Dataset records:
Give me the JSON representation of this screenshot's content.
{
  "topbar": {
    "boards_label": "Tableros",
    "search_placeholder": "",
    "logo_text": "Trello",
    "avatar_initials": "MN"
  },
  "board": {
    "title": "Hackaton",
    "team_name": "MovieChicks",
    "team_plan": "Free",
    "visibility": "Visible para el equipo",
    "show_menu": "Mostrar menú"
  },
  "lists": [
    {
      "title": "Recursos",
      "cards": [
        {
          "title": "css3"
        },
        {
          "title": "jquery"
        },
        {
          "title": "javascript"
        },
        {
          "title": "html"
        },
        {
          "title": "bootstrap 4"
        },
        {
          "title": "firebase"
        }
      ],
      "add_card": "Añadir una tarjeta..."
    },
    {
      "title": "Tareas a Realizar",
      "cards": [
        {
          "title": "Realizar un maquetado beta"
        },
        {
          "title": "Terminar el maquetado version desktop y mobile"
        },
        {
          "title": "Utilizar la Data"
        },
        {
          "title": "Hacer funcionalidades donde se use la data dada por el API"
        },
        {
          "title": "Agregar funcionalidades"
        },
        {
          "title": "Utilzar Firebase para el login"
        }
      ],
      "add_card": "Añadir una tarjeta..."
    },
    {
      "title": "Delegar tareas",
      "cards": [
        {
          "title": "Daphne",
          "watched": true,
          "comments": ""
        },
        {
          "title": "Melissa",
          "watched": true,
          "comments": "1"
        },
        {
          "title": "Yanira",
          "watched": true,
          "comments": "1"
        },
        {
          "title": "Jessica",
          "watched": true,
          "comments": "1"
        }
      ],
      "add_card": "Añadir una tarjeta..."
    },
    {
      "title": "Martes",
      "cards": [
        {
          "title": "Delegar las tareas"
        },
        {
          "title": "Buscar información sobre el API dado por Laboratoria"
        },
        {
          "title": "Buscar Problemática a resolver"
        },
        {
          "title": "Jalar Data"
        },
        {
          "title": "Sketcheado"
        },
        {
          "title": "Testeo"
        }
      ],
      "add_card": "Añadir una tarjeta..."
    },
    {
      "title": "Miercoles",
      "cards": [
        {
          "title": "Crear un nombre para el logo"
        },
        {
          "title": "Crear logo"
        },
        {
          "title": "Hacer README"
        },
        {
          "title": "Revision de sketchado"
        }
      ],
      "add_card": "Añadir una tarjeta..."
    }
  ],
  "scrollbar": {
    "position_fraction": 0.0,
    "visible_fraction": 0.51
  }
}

[WORK TO BE COMPLETED]
Output every entry shown above, exactly.

[EXERCISE OUTPUT]
Give me the JSON representation of this screenshot's content.
{
  "topbar": {
    "boards_label": "Tableros",
    "search_placeholder": "",
    "logo_text": "Trello",
    "avatar_initials": "MN"
  },
  "board": {
    "title": "Hackaton",
    "team_name": "MovieChicks",
    "team_plan": "Free",
    "visibility": "Visible para el equipo",
    "show_menu": "Mostrar menú"
  },
  "lists": [
    {
      "title": "Recursos",
      "cards": [
        {
          "title": "css3"
        },
        {
          "title": "jquery"
        },
        {
          "title": "javascript"
        },
        {
          "title": "html"
        },
        {
          "title": "bootstrap 4"
        },
        {
          "title": "firebase"
        }
      ],
      "add_card": "Añadir una tarjeta..."
    },
    {
      "title": "Tareas a Realizar",
      "cards": [
        {
          "title": "Realizar un maquetado beta"
        },
        {
          "title": "Terminar el maquetado version desktop y mobile"
        },
        {
          "title": "Utilizar la Data"
        },
        {
          "title": "Hacer funcionalidades donde se use la data dada por el API"
        },
        {
          "title": "Agregar funcionalidades"
        },
        {
          "title": "Utilzar Firebase para el login"
        }
      ],
      "add_card": "Añadir una tarjeta..."
    },
    {
      "title": "Delegar tareas",
      "cards": [
        {
          "title": "Daphne",
          "watched": true,
          "comments": ""
        },
        {
          "title": "Melissa",
          "watched": true,
          "comments": "1"
        },
        {
          "title": "Yanira",
          "watched": true,
          "comments": "1"
        },
        {
          "title": "Jessica",
          "watched": true,
          "comments": "1"
        }
      ],
      "add_card": "Añadir una tarjeta..."
    },
    {
      "title": "Martes",
      "cards": [
        {
          "title": "Delegar las tareas"
        },
        {
          "title": "Buscar información sobre el API dado por Laboratoria"
        },
        {
          "title": "Buscar Problemática a resolver"
        },
        {
          "title": "Jalar Data"
        },
        {
          "title": "Sketcheado"
        },
        {
          "title": "Testeo"
        }
      ],
      "add_card": "Añadir una tarjeta..."
    },
    {
      "title": "Miercoles",
      "cards": [
        {
          "title": "Crear un nombre para el logo"
        },
        {
          "title": "Crear logo"
        },
        {
          "title": "Hacer README"
        },
        {
          "title": "Revision de sketchado"
        }
      ],
      "add_card": "Añadir una tarjeta..."
    }
  ],
  "scrollbar": {
    "position_fraction": 0.0,
    "visible_fraction": 0.51
  }
}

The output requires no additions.